• **EXTRACTED INFORMATION**
○ ○ ○ ○

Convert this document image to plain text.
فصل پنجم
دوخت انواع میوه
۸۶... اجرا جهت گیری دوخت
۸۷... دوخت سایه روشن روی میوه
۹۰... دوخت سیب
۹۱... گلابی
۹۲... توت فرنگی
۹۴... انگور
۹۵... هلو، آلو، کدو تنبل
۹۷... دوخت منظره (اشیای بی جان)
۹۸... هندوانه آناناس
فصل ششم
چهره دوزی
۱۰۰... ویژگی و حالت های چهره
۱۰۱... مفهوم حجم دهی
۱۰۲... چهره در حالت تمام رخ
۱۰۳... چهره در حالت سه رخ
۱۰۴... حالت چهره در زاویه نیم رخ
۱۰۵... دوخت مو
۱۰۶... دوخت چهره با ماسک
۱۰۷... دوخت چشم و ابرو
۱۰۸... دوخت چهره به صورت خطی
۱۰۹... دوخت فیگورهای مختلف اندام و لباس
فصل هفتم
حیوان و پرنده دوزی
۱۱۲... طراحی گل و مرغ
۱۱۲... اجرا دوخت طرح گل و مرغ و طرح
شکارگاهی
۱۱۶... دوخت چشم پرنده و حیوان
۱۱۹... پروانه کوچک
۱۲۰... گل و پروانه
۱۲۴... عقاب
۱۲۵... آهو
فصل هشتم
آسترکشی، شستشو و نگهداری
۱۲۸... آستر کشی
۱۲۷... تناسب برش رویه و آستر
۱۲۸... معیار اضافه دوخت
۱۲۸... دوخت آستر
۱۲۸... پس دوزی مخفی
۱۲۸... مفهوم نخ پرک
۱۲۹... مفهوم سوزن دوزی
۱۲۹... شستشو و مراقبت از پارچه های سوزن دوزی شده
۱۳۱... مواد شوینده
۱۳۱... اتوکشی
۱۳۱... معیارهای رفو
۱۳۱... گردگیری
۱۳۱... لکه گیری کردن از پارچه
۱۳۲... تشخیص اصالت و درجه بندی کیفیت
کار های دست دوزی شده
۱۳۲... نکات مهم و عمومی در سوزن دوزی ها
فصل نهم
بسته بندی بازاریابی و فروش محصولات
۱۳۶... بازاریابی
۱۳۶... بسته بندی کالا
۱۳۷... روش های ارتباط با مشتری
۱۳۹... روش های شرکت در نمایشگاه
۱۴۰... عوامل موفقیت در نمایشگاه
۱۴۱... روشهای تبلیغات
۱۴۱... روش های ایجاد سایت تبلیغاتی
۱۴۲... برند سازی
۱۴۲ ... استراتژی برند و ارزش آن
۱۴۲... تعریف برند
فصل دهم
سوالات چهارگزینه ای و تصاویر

○ ○ ○ ○

• **THE PROBLEM**
Take the entries above and transcribe them in full.

• **ANSWER TO THE EXERCISE**
Convert this document image to plain text.
فصل پنجم
دوخت انواع میوه
۸۶... اجرا جهت گیری دوخت
۸۷... دوخت سایه روشن روی میوه
۹۰... دوخت سیب
۹۱... گلابی
۹۲... توت فرنگی
۹۴... انگور
۹۵... هلو، آلو، کدو تنبل
۹۷... دوخت منظره (اشیای بی جان)
۹۸... هندوانه آناناس
فصل ششم
چهره دوزی
۱۰۰... ویژگی و حالت های چهره
۱۰۱... مفهوم حجم دهی
۱۰۲... چهره در حالت تمام رخ
۱۰۳... چهره در حالت سه رخ
۱۰۴... حالت چهره در زاویه نیم رخ
۱۰۵... دوخت مو
۱۰۶... دوخت چهره با ماسک
۱۰۷... دوخت چشم و ابرو
۱۰۸... دوخت چهره به صورت خطی
۱۰۹... دوخت فیگورهای مختلف اندام و لباس
فصل هفتم
حیوان و پرنده دوزی
۱۱۲... طراحی گل و مرغ
۱۱۲... اجرا دوخت طرح گل و مرغ و طرح
شکارگاهی
۱۱۶... دوخت چشم پرنده و حیوان
۱۱۹... پروانه کوچک
۱۲۰... گل و پروانه
۱۲۴... عقاب
۱۲۵... آهو
فصل هشتم
آسترکشی، شستشو و نگهداری
۱۲۸... آستر کشی
۱۲۷... تناسب برش رویه و آستر
۱۲۸... معیار اضافه دوخت
۱۲۸... دوخت آستر
۱۲۸... پس دوزی مخفی
۱۲۸... مفهوم نخ پرک
۱۲۹... مفهوم سوزن دوزی
۱۲۹... شستشو و مراقبت از پارچه های سوزن دوزی شده
۱۳۱... مواد شوینده
۱۳۱... اتوکشی
۱۳۱... معیارهای رفو
۱۳۱... گردگیری
۱۳۱... لکه گیری کردن از پارچه
۱۳۲... تشخیص اصالت و درجه بندی کیفیت
کار های دست دوزی شده
۱۳۲... نکات مهم و عمومی در سوزن دوزی ها
فصل نهم
بسته بندی بازاریابی و فروش محصولات
۱۳۶... بازاریابی
۱۳۶... بسته بندی کالا
۱۳۷... روش های ارتباط با مشتری
۱۳۹... روش های شرکت در نمایشگاه
۱۴۰... عوامل موفقیت در نمایشگاه
۱۴۱... روشهای تبلیغات
۱۴۱... روش های ایجاد سایت تبلیغاتی
۱۴۲... برند سازی
۱۴۲ ... استراتژی برند و ارزش آن
۱۴۲... تعریف برند
فصل دهم
سوالات چهارگزینه ای و تصاویر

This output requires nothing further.